また850話・バルディオク裁判

ハヤカワ版, 誤訳

一段落ついたし、今回はもういいか、と思ったら、ロルヴォルクの城よりどでかい墓穴を掘る音がどこかから聞こえてきたので、もうちょっとやろうか(笑)

さすがにこの分量の「引用」はまずいので、基本、わたしの試訳だけである。ご了承のほどを。
太字にしてある箇所について、原文と解説(笑)を付記している。
誤訳っぷりをより堪能したい方は、ハヤカワ版と併せてご覧いただきたい。
6/16 ケモやん関連・結び等、追加修正
6/17 対比元の文章追加とか、いろいろ微調整

超知性体バルディオクの成立

10. 処罰

 ケモアウクとバルディオクが物質化した地点では、“平面”はもはや断片にすぎなかった。ギザギザに崩れおちた縁をさらした鋼鉄のかけらである。

すでに“平面”関連はだいたい紹介済だが、前の記事を見直していて、ありゃ、と思った。141pのバルディオクの物質化シーン。「“平面”のなかに」in der Ebene だった。auf der Ebene (平面上に)でない時点で、人工物内部であることに気づくべきであった。……と、最初の時点で書いていれば格好よかったんだけどね(笑)

 象徴だ! バルディオクは身震いした。これほど象徴的なことはない。
 七強者の時代は終焉をむかえた。“召喚”をもたらす、物質の泉の彼岸に住む連中は、プロジェクトを打ち切ったか、あるいは使命を与えるべき別の存在を探すのだろう。

原文:
Jene, von denen der RUF ergangen war und von denen man annahm, daß sie jenseits der Materiequellen lebten, hatten ihr Projekt abgeschlossen, oder sie würden sich sie nach anderen Wesen umsehen, denen sie Aufträge erteilen konnten.

直訳すると、「~打ち切ったのだ。それともこれから後任を探すのかもしれないが。」後半は、例によって接続法未来。ハヤカワ版のように「探したのかもしれないが(≒過去)」では、後任見つからなかったので打ち切り、になってしまう。探した結果は、エピローグで明かされる。

「見ろ!」ケモアウクが命じる。「これが残されたすべてだ。あるいはもっと外部にはほかの破片もあるのかもしれないが、きっとここよりましとはいえまいよ

原文:
aber das sieht dann bestimmt nicht besser aus als dieses hier.

» **収集データ**:

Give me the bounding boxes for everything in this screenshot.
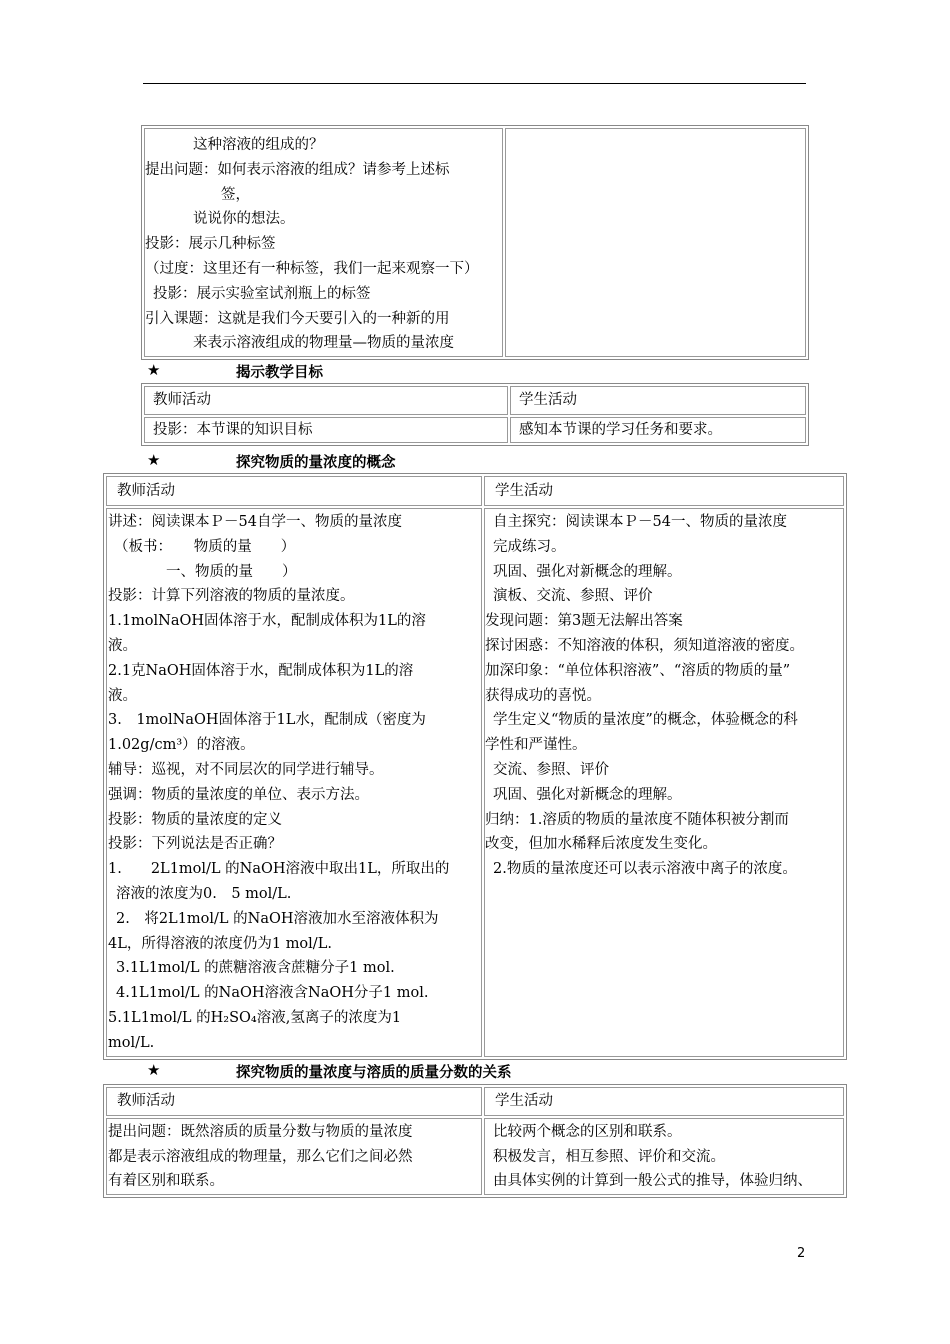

» **設問**:
• 1. バルディオク裁判の記事によると、ケモアウクとバルディオクが物質化した地点で、“平面”はどのような状態になっていましたか？
• 2. バルディオク裁判の記事を、最後に示された箇所の続きから書き進めてください。

» **演習結果**:
• 1. もはや断片にすぎず、ギザギザに崩れおちた縁をさらした鋼鉄のかけらになっていました。

• 2.
ハヤカワ版は「ここからは見えない」としているが、分離動詞 aussehen 「~のように見える」が読めていない。das (それ=ほかの破片)は、nicht besser (よくない状態)に見える、ここにあるこの破片より(比較級 besser + als で比較級)。

「ホールは?」
「もはや存在しない」
「では……きみたち、別の集合場所を探さなくては」バルディオクが慎重にいった。

原文:
“Ihr… ihr werdet einen anderen Treffpunkt suchen müssen”, sagte Bardioc behutsam.

セリフ中の主語は二人称複数の ihr である。つまり、今後集まるメンバーにバルディオクが入っていないことを想定している。そこんとこを「慎重にいった。」のだ。原文は、大事なことなので2回いっている(笑)のに、まるまる削除するとか、わかってないんかい。

「そうだな」応じるケモアウクの瞳は、虚空へと向けられていた。
 バルディオクは他の者の姿をもとめて周囲を見まわしたが、明らかにふたりが最初に到着したようだ。ひょっとしたら、だれも来ないのでは。バルディオクはそう望みたかった。そうなれば、問題はケモアウクとだけで解決すれば済む。

原文:
Vielleicht, hoffte Bardioc, würden die vier anderen nicht erscheinen, dann konnte er die Sache mit Kemoauc allein austragen.

ハヤカワ版には最後の一文がない。単に冗長だということで削除されたのだろうか。
他の連中こないといいなー。そうすりゃ、(自分に同情的な)ケモアウクとだけ話せばいいんだもんなー、である。
バルディオクは、この時点でまだ事態を甘く見ているのだ。ずっと頼れるリーダーだったケモアウクが、ちらりと見せたやさしさに、情状酌量くらいなら勝ちとれる、と。
実はケモアウクもまた、深く静かに壊れかけているのだが……

わたしを発見した、と報告すればいい」と、提案する。「わたしは隠遁し、二度とあらわれない」

原文:
“Du könntest sagen, daß du mich gefunden hast”,

ハヤカワ版は「発見しなかったことにしてくれないか?」(うやむや)だが、「みつけて、ナシつけてきたぜい」(ミッションコンプリート)が正解である。
ケモやんがダメなら俺が俺が……と、なる、のかな? いまの強者連中でw

 ケモアウクの顔が、はじめて、わずかにこわばった。
「だめだ!」と、拒絶する。
 バルディオクはそれ以上詰め寄らなかった。意味のないことはわかっていたのだ。他の兄弟たちが、かれを罰するだろう。それで正しいのだ。今後再び、心をおなじくして行動すると約束したところで、どうしてバルディオクがそれを守ると信じてもらえようか。

原文:
denn wie konnten sie sich darauf verlassen, daß er ein Versprechen, in Zukunft wieder ihrem Sinn zu handeln, auch einhalten würde?

ハヤカワ版だと「ここを去ることができた場合も、自分が将来にわたって約束を守れるとは思えなかった……」と、バルディオクが意志の弱い子になってしまっている。
動詞 verlassen は確かに「離れる、立ち去る」だが、再帰動詞 verlassen sich (auf) には、「~を大丈夫だと思う、信頼する」の意味があるのだ。「できるか?」と訊かれたときの回答に、「まーかせて!」的に、わりと見かける用法だ。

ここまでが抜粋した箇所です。